- **Task**
Quote, verbatim, all material below, without pictures.

+ + + +

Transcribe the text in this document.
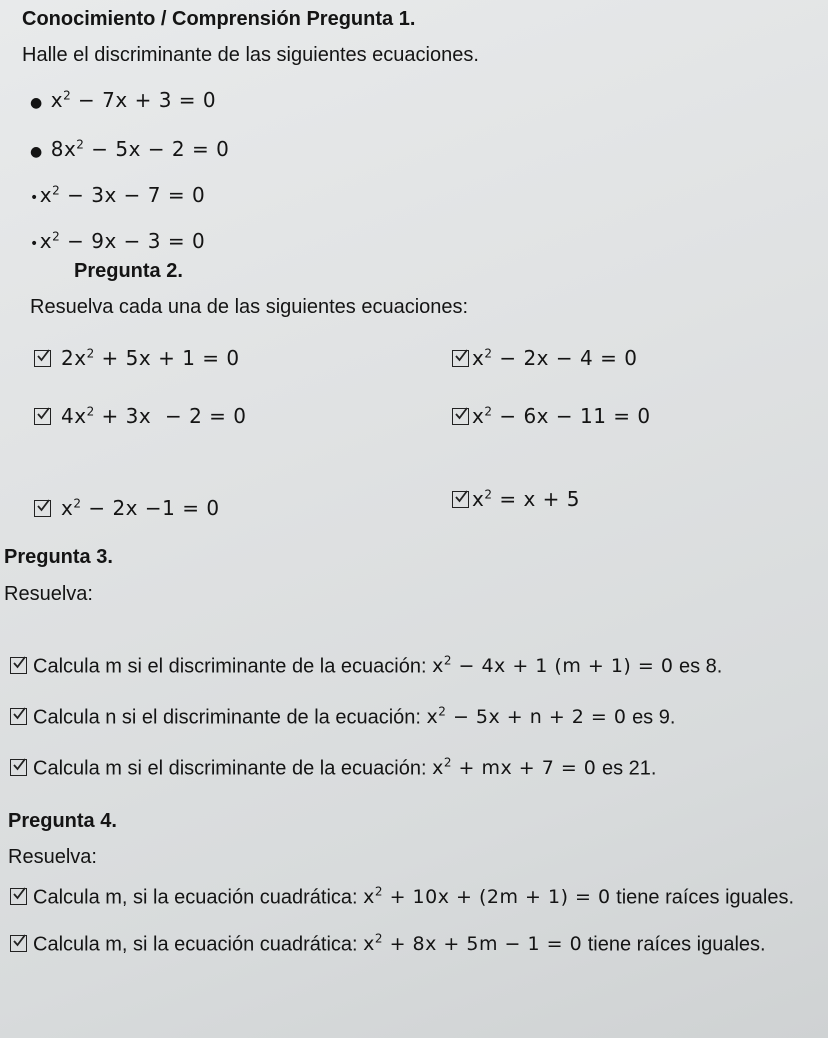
Conocimiento / Comprensión Pregunta 1.
Halle el discriminante de las siguientes ecuaciones.
● $x^2 - 7x + 3 = 0$
● $8x^2 - 5x - 2 = 0$
$•x^2 - 3x - 7 = 0$
$•x^2 - 9x - 3 = 0$
Pregunta 2.
Resuelva cada una de las siguientes ecuaciones:
$2x^2 + 5x + 1 = 0$	$x^2 - 2x - 4 = 0$
$4x^2 + 3x - 2 = 0$	$x^2 - 6x - 11 = 0$
$x^2 - 2x -1 = 0$	$x^2 = x + 5$
Pregunta 3.
Resuelva:
Calcula m si el discriminante de la ecuación: $x^2 - 4x + 1$ (m + 1) = 0 es 8.
Calcula n si el discriminante de la ecuación: $x^2 - 5x + n + 2 = 0$ es 9.
Calcula m si el discriminante de la ecuación: $x^2$ + mx + 7 = 0 es 21.
Pregunta 4.
Resuelva:
Calcula m, si la ecuación cuadrática: $x^2 + 10x + (2m + 1) = 0$ tiene raíces iguales.
Calcula m, si la ecuación cuadrática: $x^2 + 8x + 5m - 1 = 0$ tiene raíces iguales.
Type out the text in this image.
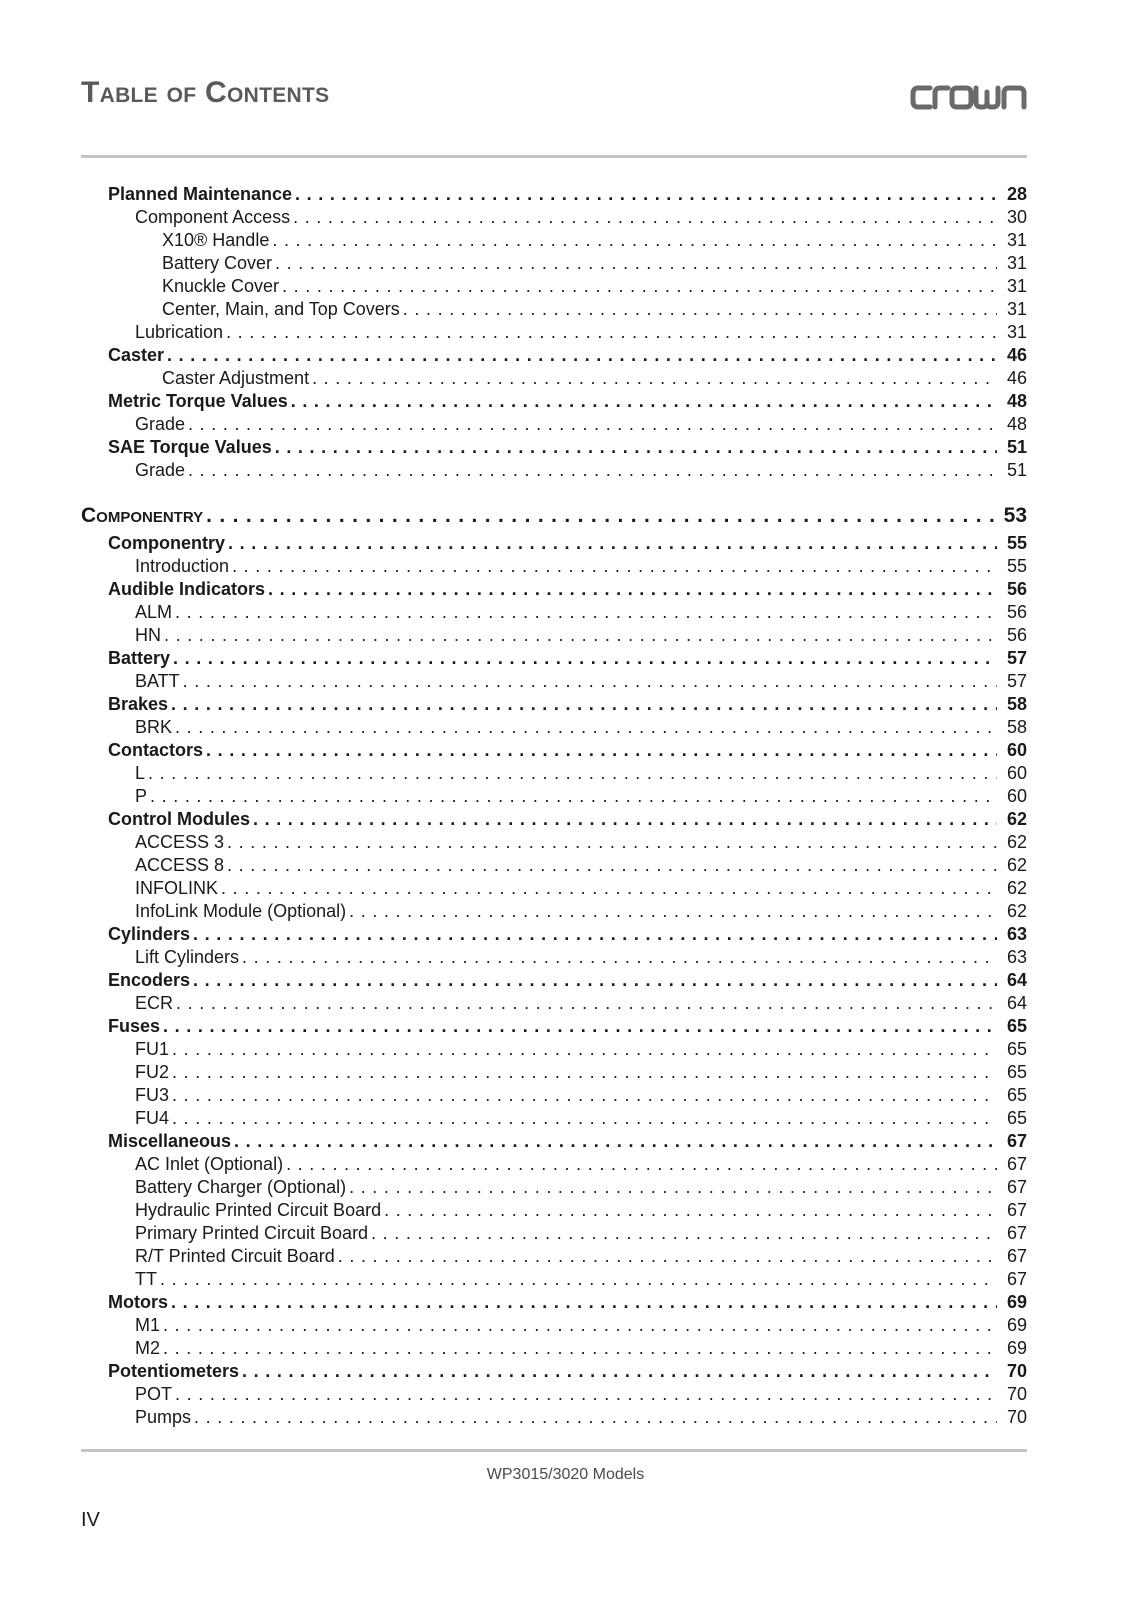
Table of Contents
Planned Maintenance . . .	28
Component Access . . .	30
X10® Handle . . .	31
Battery Cover . . .	31
Knuckle Cover . . .	31
Center, Main, and Top Covers . . .	31
Lubrication . . .	31
Caster . . .	46
Caster Adjustment . . .	46
Metric Torque Values . . .	48
Grade . . .	48
SAE Torque Values . . .	51
Grade . . .	51
Componentry . . .	53
Componentry . . .	55
Introduction . . .	55
Audible Indicators . . .	56
ALM . . .	56
HN . . .	56
Battery . . .	57
BATT . . .	57
Brakes . . .	58
BRK . . .	58
Contactors . . .	60
L . . .	60
P . . .	60
Control Modules . . .	62
ACCESS 3 . . .	62
ACCESS 8 . . .	62
INFOLINK . . .	62
InfoLink Module (Optional) . . .	62
Cylinders . . .	63
Lift Cylinders . . .	63
Encoders . . .	64
ECR . . .	64
Fuses . . .	65
FU1 . . .	65
FU2 . . .	65
FU3 . . .	65
FU4 . . .	65
Miscellaneous . . .	67
AC Inlet (Optional) . . .	67
Battery Charger (Optional) . . .	67
Hydraulic Printed Circuit Board . . .	67
Primary Printed Circuit Board . . .	67
R/T Printed Circuit Board . . .	67
TT . . .	67
Motors . . .	69
M1 . . .	69
M2 . . .	69
Potentiometers . . .	70
POT . . .	70
Pumps . . .	70
WP3015/3020 Models
IV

+ + + +

- **Result for this exercise**
Transcribe the text in this document.
Conocimiento / Comprensión Pregunta 1.
Halle el discriminante de las siguientes ecuaciones.
● $x^2 - 7x + 3 = 0$
● $8x^2 - 5x - 2 = 0$
$•x^2 - 3x - 7 = 0$
$•x^2 - 9x - 3 = 0$
Pregunta 2.
Resuelva cada una de las siguientes ecuaciones:
$2x^2 + 5x + 1 = 0$	$x^2 - 2x - 4 = 0$
$4x^2 + 3x - 2 = 0$	$x^2 - 6x - 11 = 0$
$x^2 - 2x -1 = 0$	$x^2 = x + 5$
Pregunta 3.
Resuelva:
Calcula m si el discriminante de la ecuación: $x^2 - 4x + 1$ (m + 1) = 0 es 8.
Calcula n si el discriminante de la ecuación: $x^2 - 5x + n + 2 = 0$ es 9.
Calcula m si el discriminante de la ecuación: $x^2$ + mx + 7 = 0 es 21.
Pregunta 4.
Resuelva:
Calcula m, si la ecuación cuadrática: $x^2 + 10x + (2m + 1) = 0$ tiene raíces iguales.
Calcula m, si la ecuación cuadrática: $x^2 + 8x + 5m - 1 = 0$ tiene raíces iguales.
Type out the text in this image.
Table of Contents
Planned Maintenance . . .	28
Component Access . . .	30
X10® Handle . . .	31
Battery Cover . . .	31
Knuckle Cover . . .	31
Center, Main, and Top Covers . . .	31
Lubrication . . .	31
Caster . . .	46
Caster Adjustment . . .	46
Metric Torque Values . . .	48
Grade . . .	48
SAE Torque Values . . .	51
Grade . . .	51
Componentry . . .	53
Componentry . . .	55
Introduction . . .	55
Audible Indicators . . .	56
ALM . . .	56
HN . . .	56
Battery . . .	57
BATT . . .	57
Brakes . . .	58
BRK . . .	58
Contactors . . .	60
L . . .	60
P . . .	60
Control Modules . . .	62
ACCESS 3 . . .	62
ACCESS 8 . . .	62
INFOLINK . . .	62
InfoLink Module (Optional) . . .	62
Cylinders . . .	63
Lift Cylinders . . .	63
Encoders . . .	64
ECR . . .	64
Fuses . . .	65
FU1 . . .	65
FU2 . . .	65
FU3 . . .	65
FU4 . . .	65
Miscellaneous . . .	67
AC Inlet (Optional) . . .	67
Battery Charger (Optional) . . .	67
Hydraulic Printed Circuit Board . . .	67
Primary Printed Circuit Board . . .	67
R/T Printed Circuit Board . . .	67
TT . . .	67
Motors . . .	69
M1 . . .	69
M2 . . .	69
Potentiometers . . .	70
POT . . .	70
Pumps . . .	70
WP3015/3020 Models
IV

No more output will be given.